EXERCISE MATERIALS:
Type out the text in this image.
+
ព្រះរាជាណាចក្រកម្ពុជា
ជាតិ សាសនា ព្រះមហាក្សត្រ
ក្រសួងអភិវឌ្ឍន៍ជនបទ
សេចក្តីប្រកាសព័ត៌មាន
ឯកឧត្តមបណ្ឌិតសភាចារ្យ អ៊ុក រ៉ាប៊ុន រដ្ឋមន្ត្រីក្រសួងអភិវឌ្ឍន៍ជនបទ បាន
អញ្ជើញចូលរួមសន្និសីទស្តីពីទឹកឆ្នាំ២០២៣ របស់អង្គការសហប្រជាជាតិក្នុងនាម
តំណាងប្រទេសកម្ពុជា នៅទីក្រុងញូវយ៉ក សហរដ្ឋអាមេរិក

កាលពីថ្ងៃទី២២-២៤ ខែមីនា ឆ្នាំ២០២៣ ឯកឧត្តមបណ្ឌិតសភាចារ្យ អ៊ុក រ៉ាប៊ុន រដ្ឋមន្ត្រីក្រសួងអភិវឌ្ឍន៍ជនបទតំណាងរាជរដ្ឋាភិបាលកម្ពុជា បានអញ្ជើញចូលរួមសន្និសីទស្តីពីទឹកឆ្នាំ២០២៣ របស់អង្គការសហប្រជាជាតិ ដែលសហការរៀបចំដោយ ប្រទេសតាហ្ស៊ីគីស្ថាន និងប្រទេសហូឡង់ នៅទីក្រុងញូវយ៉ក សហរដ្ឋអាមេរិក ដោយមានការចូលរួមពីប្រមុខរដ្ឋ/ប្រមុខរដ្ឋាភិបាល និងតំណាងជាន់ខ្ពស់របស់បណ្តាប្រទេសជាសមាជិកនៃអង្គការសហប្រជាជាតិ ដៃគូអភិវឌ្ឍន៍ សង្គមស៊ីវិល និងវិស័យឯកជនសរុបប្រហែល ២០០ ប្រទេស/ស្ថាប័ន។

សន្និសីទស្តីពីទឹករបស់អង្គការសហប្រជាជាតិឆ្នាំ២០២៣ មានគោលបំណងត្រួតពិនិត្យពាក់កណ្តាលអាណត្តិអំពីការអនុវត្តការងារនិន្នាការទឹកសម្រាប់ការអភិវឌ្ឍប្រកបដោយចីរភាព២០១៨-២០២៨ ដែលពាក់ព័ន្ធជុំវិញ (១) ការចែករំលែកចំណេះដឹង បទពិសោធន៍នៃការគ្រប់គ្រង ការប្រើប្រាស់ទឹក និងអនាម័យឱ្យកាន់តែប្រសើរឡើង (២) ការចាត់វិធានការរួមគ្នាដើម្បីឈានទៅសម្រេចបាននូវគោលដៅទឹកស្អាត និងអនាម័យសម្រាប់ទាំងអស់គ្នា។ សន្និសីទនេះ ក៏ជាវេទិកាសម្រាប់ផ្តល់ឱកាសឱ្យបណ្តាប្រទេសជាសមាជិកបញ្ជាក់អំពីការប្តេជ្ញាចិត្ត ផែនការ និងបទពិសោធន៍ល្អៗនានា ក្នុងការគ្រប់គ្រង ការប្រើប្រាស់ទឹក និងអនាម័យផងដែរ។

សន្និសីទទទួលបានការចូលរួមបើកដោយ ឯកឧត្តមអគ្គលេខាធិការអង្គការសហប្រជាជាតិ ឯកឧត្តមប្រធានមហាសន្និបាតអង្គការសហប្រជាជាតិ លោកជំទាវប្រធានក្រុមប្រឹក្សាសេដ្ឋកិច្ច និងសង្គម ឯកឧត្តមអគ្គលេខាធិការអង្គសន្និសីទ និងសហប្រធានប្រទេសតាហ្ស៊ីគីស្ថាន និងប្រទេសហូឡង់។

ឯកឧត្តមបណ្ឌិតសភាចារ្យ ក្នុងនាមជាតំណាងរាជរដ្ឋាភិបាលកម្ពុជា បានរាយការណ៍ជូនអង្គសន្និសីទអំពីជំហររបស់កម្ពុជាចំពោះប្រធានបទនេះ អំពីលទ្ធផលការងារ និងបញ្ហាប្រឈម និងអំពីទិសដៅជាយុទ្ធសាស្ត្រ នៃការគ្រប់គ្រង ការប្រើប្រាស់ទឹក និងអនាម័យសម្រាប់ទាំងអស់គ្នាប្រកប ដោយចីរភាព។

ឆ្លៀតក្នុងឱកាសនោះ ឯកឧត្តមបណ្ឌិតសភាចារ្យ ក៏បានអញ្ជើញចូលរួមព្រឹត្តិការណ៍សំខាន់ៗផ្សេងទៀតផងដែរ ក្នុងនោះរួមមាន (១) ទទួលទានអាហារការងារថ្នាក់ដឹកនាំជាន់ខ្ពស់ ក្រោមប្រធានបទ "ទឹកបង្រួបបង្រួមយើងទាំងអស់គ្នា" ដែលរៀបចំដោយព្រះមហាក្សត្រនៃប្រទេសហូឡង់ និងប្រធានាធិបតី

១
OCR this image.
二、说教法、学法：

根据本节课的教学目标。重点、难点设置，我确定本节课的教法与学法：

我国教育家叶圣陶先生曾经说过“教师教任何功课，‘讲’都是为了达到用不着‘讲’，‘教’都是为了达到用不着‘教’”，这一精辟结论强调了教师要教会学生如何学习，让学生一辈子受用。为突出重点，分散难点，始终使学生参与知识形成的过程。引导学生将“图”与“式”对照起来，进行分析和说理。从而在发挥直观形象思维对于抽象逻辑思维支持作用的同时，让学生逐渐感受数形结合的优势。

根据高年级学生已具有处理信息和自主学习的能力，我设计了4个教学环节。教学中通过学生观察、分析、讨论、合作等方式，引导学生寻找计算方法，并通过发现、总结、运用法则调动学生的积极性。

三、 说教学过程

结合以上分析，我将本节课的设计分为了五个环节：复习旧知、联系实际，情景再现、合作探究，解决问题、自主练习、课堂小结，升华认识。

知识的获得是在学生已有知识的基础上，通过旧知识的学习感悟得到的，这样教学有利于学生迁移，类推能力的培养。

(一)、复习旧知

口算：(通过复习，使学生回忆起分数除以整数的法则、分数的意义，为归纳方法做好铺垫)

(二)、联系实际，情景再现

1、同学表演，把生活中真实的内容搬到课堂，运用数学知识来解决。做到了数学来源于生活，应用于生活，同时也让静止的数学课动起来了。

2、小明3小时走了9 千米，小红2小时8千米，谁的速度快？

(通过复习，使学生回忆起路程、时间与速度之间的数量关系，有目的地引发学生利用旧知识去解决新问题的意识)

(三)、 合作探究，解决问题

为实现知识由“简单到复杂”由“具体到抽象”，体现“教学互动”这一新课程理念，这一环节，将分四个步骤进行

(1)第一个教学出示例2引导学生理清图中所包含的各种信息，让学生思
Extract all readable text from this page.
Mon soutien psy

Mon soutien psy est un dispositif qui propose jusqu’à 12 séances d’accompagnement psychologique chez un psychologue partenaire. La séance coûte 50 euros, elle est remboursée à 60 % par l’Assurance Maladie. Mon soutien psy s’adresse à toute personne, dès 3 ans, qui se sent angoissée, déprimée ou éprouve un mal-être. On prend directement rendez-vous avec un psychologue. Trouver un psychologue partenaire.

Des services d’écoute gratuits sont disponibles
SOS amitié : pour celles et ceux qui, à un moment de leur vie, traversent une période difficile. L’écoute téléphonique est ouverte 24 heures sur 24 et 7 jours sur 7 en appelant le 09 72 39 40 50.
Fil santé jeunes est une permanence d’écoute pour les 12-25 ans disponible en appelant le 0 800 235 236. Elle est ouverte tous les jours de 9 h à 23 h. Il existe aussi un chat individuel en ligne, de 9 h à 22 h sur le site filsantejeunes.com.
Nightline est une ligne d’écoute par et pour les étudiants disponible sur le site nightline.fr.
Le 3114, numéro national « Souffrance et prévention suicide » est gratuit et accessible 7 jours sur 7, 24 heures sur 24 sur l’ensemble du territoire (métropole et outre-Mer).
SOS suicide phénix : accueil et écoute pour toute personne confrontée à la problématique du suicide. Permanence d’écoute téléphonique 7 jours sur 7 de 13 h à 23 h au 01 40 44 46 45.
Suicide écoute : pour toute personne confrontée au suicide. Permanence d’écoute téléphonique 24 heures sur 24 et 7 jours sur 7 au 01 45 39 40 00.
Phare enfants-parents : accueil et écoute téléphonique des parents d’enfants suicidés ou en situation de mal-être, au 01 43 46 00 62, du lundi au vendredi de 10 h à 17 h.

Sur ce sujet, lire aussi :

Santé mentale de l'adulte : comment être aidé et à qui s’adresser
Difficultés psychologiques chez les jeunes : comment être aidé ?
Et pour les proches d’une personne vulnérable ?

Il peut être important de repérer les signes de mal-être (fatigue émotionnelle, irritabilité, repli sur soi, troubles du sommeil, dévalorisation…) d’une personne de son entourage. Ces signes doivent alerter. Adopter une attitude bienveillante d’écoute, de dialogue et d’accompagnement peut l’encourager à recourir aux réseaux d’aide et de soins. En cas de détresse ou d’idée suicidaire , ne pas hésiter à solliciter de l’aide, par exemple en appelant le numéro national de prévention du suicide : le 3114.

WHAT THE EXERCISE ASKS: Count the lines above that contain the word "解决问题", and give only that number.

ANSWER BELOW: 2